--- The input ---

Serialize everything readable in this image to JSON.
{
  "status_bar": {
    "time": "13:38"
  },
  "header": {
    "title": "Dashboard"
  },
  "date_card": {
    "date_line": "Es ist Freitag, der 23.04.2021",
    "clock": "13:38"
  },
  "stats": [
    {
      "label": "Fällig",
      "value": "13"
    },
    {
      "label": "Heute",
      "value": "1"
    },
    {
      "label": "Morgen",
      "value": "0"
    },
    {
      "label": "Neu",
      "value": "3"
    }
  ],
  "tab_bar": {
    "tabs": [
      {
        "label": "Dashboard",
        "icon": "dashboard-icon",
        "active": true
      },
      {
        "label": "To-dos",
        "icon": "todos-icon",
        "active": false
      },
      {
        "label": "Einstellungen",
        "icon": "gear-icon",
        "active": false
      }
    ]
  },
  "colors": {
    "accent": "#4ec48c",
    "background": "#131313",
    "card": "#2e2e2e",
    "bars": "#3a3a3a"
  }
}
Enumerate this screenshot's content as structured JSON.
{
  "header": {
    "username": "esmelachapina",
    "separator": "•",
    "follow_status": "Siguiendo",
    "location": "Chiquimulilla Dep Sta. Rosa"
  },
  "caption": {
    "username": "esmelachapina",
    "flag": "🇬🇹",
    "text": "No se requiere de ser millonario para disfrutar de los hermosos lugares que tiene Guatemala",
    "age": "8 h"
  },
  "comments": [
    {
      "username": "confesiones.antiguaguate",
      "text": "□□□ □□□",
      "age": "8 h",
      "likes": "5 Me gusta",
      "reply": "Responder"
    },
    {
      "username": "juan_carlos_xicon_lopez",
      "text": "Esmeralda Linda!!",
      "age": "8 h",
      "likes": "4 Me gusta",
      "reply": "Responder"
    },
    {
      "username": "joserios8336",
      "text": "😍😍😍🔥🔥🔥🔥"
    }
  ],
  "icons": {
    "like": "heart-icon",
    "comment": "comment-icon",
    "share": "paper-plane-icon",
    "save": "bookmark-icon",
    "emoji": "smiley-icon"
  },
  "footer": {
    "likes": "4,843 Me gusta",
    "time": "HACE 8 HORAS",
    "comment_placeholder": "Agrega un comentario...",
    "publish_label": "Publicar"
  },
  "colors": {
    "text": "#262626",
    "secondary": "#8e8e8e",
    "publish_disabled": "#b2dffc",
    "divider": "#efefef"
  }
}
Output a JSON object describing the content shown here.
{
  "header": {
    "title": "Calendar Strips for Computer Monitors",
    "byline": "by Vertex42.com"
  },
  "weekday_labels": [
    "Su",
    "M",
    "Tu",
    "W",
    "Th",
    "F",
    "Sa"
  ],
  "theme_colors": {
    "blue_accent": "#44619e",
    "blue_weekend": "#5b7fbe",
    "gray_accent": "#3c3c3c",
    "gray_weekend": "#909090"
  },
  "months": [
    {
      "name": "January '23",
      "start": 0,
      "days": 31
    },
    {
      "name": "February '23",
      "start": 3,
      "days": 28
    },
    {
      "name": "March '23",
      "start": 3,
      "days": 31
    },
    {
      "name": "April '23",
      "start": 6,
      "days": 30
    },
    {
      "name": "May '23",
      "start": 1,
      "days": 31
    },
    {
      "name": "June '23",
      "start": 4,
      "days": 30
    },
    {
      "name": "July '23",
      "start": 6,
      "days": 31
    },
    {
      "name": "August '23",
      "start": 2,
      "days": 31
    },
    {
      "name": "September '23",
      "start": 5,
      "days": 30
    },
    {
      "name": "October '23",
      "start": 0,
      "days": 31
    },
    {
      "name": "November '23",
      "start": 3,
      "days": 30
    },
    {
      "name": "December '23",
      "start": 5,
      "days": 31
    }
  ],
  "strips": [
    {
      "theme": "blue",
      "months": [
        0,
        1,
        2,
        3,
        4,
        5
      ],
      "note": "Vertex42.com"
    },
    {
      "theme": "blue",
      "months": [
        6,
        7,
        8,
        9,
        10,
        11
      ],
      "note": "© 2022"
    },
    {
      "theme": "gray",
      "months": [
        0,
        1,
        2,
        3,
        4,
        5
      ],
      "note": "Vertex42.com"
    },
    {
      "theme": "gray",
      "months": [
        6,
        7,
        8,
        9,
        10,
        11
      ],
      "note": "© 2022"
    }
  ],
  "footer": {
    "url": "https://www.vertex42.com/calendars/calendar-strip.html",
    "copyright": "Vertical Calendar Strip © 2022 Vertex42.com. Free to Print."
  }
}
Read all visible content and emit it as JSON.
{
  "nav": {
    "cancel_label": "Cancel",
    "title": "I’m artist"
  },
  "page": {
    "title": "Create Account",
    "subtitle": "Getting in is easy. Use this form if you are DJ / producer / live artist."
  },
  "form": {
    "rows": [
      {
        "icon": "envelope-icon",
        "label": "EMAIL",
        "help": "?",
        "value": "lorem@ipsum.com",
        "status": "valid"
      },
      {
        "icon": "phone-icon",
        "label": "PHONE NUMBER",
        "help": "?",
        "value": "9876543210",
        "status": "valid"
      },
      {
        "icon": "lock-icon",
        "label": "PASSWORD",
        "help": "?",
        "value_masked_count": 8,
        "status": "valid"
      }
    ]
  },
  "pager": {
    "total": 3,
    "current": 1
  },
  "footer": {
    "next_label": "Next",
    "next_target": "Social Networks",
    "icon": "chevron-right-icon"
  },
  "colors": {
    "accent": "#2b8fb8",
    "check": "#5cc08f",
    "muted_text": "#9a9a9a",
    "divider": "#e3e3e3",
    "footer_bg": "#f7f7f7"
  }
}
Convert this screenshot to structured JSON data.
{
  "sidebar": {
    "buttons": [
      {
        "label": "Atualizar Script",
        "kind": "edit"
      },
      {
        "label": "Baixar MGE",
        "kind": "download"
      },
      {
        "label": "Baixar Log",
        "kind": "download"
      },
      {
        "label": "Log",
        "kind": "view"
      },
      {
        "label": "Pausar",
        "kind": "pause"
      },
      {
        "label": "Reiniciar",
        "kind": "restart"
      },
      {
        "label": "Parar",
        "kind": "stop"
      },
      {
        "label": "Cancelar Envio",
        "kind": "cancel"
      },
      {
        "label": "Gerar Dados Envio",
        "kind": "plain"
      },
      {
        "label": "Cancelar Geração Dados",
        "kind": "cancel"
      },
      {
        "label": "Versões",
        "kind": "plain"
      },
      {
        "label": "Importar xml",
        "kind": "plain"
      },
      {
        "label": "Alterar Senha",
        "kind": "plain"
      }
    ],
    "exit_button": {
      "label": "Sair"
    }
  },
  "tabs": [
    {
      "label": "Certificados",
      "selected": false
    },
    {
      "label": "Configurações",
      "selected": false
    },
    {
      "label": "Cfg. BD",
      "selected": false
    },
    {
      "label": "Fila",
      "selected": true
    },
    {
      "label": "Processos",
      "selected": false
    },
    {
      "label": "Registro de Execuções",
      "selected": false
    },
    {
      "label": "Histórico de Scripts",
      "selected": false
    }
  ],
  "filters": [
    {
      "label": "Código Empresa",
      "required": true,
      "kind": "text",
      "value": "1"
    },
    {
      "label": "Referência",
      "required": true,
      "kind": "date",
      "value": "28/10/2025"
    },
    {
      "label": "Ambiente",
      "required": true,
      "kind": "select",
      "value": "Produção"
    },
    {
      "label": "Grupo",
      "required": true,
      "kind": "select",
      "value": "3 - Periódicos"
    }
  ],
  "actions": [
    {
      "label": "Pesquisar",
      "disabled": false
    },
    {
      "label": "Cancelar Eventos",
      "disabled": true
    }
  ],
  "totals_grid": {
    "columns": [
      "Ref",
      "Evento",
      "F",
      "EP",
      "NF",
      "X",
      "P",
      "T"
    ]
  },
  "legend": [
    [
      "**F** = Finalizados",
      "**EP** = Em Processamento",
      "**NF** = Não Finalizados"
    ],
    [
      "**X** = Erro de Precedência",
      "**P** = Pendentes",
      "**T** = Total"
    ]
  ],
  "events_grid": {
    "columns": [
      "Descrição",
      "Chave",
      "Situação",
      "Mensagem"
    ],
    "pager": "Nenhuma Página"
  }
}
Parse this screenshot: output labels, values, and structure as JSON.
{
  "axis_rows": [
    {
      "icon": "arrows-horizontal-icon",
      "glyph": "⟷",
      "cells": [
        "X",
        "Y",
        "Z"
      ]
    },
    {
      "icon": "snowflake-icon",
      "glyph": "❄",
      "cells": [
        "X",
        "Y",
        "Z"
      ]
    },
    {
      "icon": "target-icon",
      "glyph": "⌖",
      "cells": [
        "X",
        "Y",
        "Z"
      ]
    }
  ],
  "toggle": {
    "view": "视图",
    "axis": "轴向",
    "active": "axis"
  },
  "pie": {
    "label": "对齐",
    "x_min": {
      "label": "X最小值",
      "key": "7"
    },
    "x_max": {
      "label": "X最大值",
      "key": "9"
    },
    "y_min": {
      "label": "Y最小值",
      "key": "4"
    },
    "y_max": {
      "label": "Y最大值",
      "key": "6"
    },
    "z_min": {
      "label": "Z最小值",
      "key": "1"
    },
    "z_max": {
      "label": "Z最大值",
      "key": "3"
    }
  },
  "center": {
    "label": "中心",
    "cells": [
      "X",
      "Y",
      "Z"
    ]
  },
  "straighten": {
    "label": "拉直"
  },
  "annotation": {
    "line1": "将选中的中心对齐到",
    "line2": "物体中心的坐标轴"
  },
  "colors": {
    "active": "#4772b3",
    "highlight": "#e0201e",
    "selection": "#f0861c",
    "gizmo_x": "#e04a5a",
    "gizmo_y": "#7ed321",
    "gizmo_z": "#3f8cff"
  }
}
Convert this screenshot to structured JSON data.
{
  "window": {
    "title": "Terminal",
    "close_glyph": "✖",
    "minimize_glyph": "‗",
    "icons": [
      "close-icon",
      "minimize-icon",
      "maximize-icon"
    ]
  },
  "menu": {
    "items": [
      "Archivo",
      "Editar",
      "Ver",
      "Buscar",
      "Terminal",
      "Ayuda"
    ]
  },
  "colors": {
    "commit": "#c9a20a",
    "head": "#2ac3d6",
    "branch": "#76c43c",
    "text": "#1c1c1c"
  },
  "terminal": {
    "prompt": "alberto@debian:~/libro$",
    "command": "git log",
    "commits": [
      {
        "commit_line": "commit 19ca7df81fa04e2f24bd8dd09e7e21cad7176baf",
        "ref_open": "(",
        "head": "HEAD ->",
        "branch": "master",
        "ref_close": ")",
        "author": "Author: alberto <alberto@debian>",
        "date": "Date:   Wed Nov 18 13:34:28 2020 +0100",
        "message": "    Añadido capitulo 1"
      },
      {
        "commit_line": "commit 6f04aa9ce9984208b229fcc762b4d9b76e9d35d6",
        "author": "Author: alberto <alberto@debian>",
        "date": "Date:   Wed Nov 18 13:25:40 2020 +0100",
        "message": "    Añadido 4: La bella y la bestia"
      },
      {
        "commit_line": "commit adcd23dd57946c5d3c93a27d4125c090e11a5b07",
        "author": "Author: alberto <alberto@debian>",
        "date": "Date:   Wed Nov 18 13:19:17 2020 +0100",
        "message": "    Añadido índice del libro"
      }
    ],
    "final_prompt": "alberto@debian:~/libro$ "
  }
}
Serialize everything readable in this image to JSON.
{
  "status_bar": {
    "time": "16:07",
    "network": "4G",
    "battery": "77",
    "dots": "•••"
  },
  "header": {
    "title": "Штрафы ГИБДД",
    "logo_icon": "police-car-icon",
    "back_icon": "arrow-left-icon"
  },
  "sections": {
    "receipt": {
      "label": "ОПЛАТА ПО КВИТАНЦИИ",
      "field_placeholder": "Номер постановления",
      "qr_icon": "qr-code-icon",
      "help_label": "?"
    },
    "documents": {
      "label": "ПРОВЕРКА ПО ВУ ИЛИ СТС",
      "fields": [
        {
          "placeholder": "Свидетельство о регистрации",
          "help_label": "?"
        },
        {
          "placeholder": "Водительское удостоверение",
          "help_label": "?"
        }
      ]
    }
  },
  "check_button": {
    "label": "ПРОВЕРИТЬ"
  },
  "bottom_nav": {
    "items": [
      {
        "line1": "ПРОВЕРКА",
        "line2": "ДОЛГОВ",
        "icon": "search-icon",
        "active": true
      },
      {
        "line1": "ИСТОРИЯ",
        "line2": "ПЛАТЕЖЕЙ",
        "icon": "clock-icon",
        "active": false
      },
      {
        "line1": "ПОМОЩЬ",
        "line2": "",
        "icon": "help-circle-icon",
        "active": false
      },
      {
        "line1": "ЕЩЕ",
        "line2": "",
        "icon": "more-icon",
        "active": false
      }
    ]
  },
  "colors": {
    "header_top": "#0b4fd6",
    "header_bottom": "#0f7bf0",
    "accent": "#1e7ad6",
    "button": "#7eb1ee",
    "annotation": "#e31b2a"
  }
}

---

Copy each line of the data above that holds "this".

Serialize everything readable in this image to JSON.
Enumerate this screenshot's content as structured JSON.
    "subtitle": "Getting in is easy. Use this form if you are DJ / producer / live artist."
Convert this screenshot to structured JSON data.
Parse this screenshot: output labels, values, and structure as JSON.
Convert this screenshot to structured JSON data.
Serialize everything readable in this image to JSON.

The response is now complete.